◆ TASK MATERIAL:

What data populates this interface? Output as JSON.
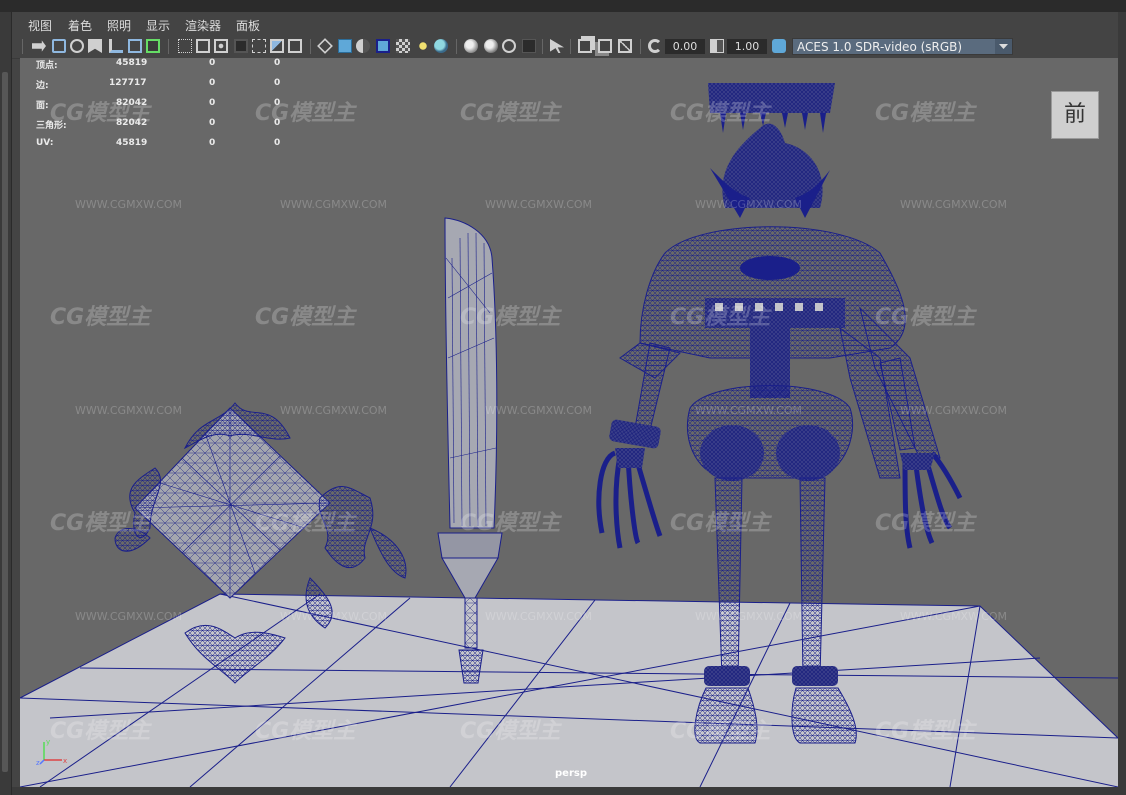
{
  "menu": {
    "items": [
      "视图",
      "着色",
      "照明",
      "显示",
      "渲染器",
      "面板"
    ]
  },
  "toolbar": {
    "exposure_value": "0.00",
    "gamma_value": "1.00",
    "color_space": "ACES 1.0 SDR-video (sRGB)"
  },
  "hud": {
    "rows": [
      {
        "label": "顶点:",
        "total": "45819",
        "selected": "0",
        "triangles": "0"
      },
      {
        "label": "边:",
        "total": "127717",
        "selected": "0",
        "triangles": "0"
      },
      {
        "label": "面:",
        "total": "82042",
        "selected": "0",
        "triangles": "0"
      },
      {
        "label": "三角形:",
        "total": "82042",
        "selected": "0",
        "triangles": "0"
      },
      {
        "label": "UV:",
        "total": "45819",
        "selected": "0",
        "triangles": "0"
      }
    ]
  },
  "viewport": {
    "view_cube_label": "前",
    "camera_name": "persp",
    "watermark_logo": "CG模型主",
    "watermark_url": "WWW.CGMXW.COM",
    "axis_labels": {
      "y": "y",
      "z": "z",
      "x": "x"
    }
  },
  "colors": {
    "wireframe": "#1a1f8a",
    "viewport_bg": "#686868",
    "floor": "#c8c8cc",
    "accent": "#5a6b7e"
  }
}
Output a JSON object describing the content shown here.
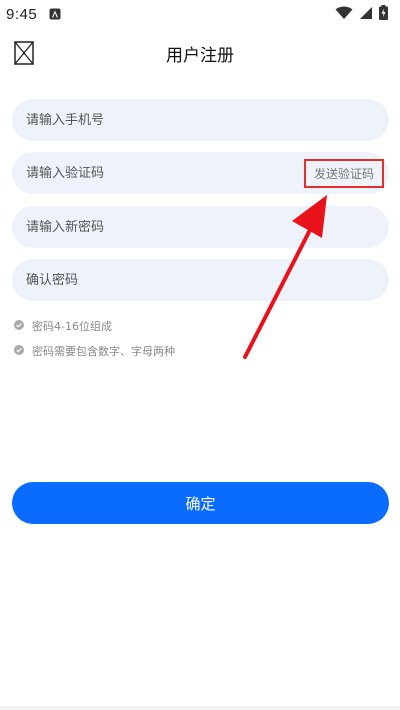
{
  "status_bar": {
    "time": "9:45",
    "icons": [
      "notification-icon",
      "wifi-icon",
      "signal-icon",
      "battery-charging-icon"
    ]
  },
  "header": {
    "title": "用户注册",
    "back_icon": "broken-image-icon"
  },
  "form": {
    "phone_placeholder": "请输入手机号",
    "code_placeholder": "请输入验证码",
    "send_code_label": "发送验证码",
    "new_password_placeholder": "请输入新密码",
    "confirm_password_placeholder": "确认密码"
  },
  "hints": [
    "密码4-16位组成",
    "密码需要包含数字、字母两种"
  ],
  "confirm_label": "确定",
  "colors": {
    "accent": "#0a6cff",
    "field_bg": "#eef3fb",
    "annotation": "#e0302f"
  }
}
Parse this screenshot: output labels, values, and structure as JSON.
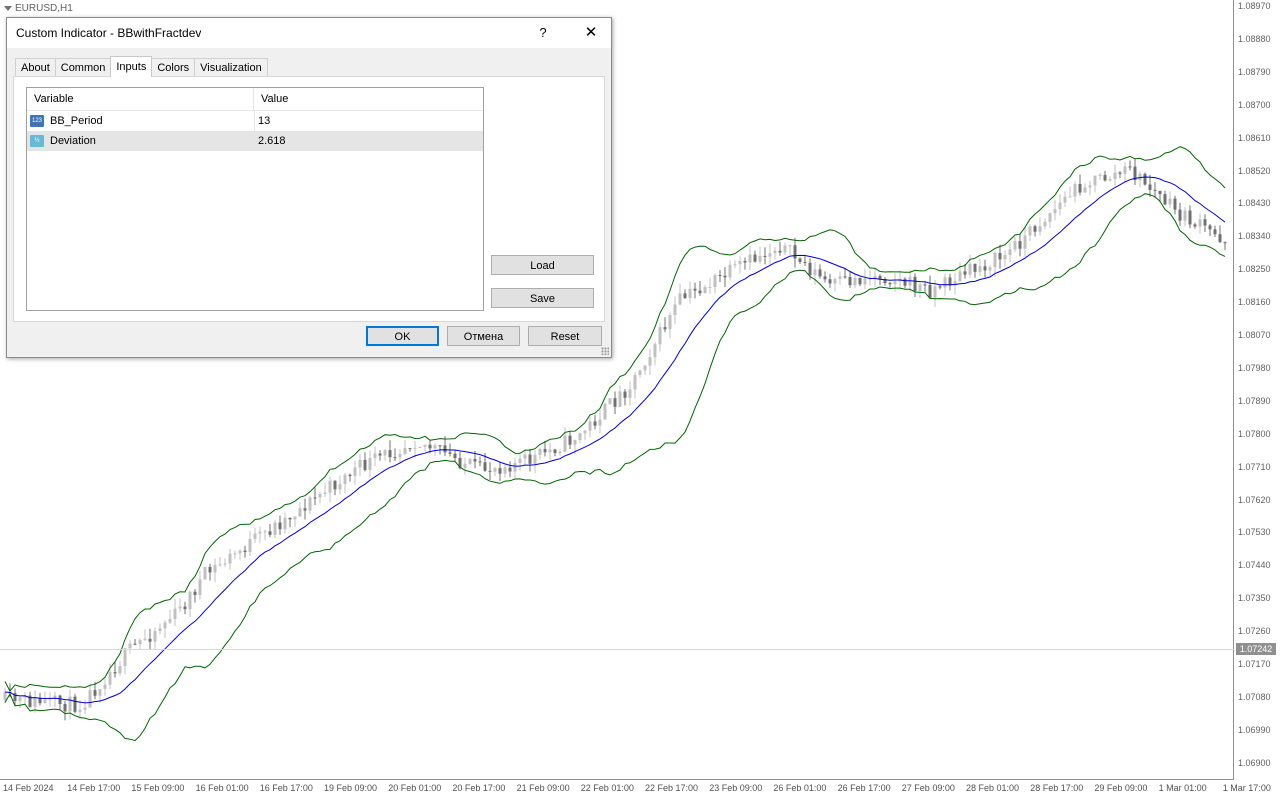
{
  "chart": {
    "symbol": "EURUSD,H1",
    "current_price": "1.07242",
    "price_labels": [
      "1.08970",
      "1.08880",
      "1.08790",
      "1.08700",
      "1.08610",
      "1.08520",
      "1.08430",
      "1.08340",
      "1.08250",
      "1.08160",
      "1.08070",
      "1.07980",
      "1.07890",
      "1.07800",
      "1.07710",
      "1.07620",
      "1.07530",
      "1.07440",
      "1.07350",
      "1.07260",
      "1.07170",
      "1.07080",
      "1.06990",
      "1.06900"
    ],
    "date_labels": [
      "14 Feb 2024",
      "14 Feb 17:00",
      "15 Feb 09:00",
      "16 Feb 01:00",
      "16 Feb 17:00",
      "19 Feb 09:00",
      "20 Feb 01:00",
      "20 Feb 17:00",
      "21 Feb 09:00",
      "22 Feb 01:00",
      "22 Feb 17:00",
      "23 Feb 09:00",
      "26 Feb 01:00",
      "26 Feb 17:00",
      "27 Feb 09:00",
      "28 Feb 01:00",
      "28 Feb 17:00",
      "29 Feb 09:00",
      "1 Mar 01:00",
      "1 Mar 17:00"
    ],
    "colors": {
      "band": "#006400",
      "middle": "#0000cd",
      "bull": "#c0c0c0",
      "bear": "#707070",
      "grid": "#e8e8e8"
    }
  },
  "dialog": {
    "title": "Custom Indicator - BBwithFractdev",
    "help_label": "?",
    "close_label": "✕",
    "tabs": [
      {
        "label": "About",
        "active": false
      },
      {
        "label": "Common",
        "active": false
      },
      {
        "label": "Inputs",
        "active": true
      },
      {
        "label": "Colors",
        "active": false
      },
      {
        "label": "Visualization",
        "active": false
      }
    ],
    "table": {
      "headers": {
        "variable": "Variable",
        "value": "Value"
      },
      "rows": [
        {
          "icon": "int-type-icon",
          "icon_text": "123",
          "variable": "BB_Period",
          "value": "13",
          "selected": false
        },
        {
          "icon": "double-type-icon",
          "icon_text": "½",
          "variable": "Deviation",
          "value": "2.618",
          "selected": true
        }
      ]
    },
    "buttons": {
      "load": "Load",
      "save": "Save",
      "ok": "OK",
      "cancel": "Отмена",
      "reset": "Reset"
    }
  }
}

--

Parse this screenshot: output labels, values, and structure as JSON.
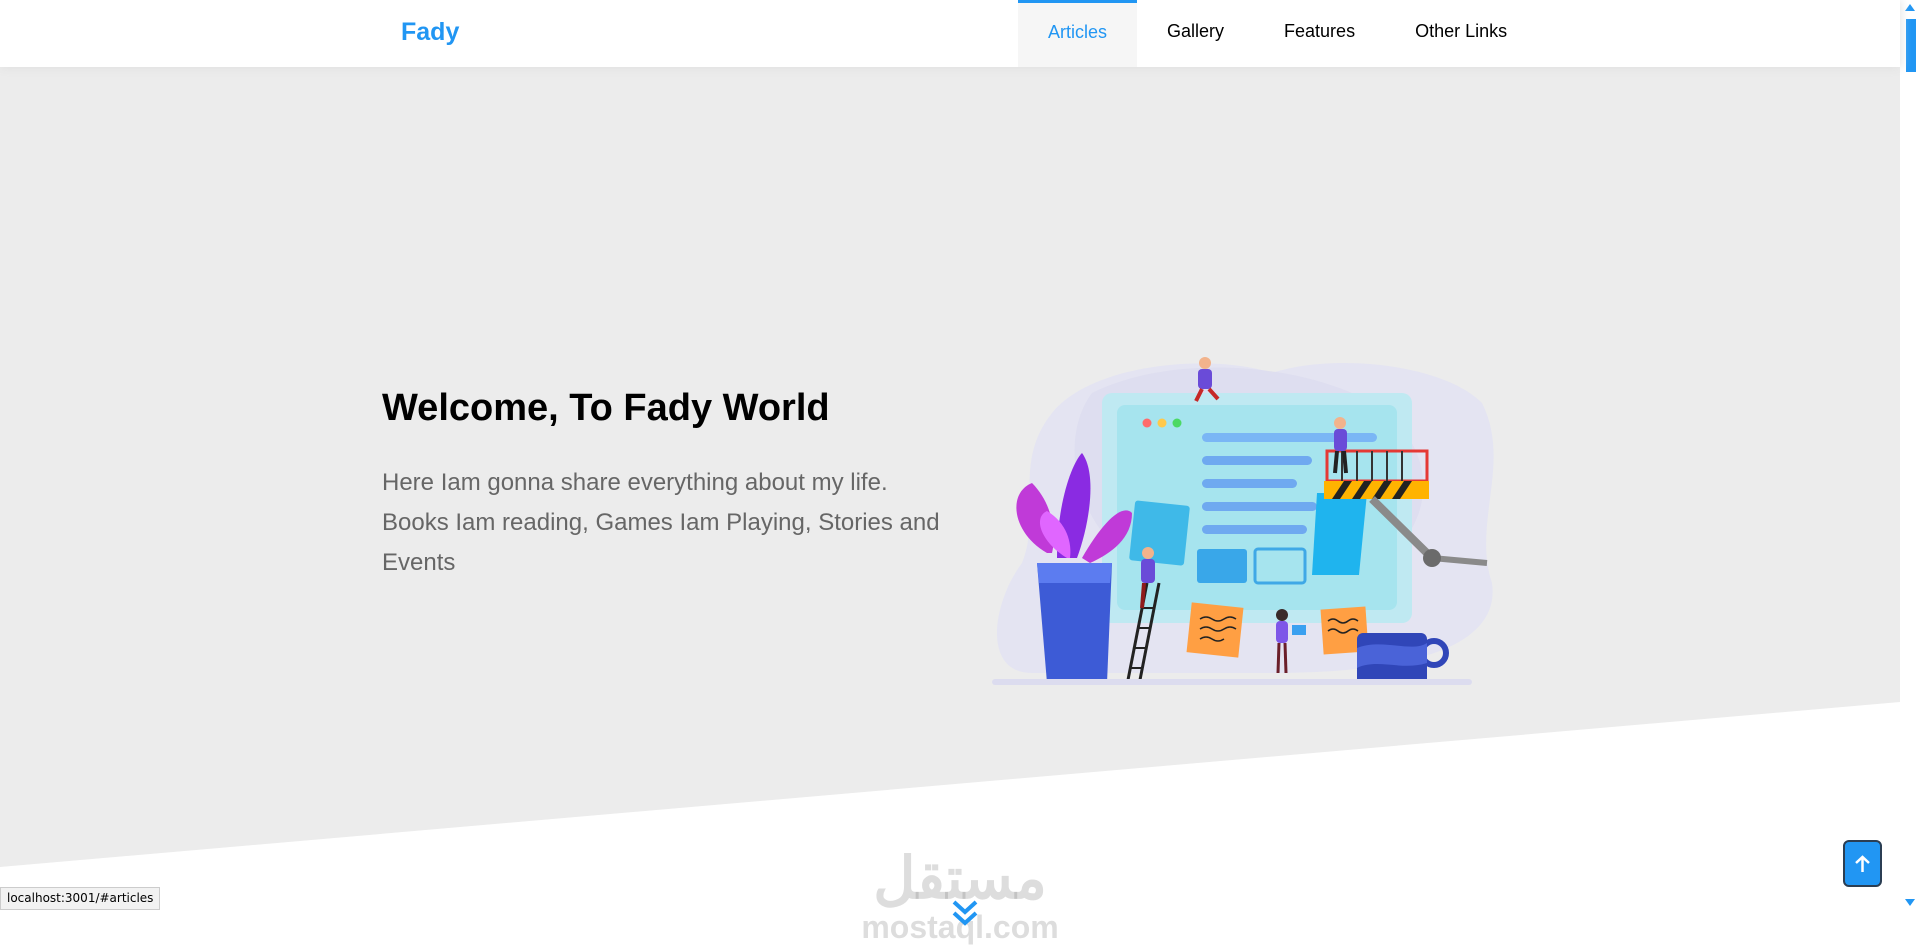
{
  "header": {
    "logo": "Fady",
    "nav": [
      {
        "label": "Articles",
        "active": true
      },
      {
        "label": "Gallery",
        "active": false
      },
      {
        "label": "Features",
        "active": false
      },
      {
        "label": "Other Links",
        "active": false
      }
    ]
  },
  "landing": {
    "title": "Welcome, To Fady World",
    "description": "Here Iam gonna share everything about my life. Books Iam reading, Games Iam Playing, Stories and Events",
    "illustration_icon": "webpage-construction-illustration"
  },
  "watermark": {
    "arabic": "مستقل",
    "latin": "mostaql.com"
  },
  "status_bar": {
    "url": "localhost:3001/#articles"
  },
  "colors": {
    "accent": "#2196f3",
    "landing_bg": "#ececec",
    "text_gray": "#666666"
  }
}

◆ EXERCISE PROMPT:
Check each line of the records for the word "JSON", and show the lines that contain it.

◆ EXPECTED ANSWER:
What data populates this interface? Output as JSON.
Output a JSON object describing the content shown here.
Parse this screenshot: output labels, values, and structure as JSON.
Parse this screenshot: output labels, values, and structure as JSON.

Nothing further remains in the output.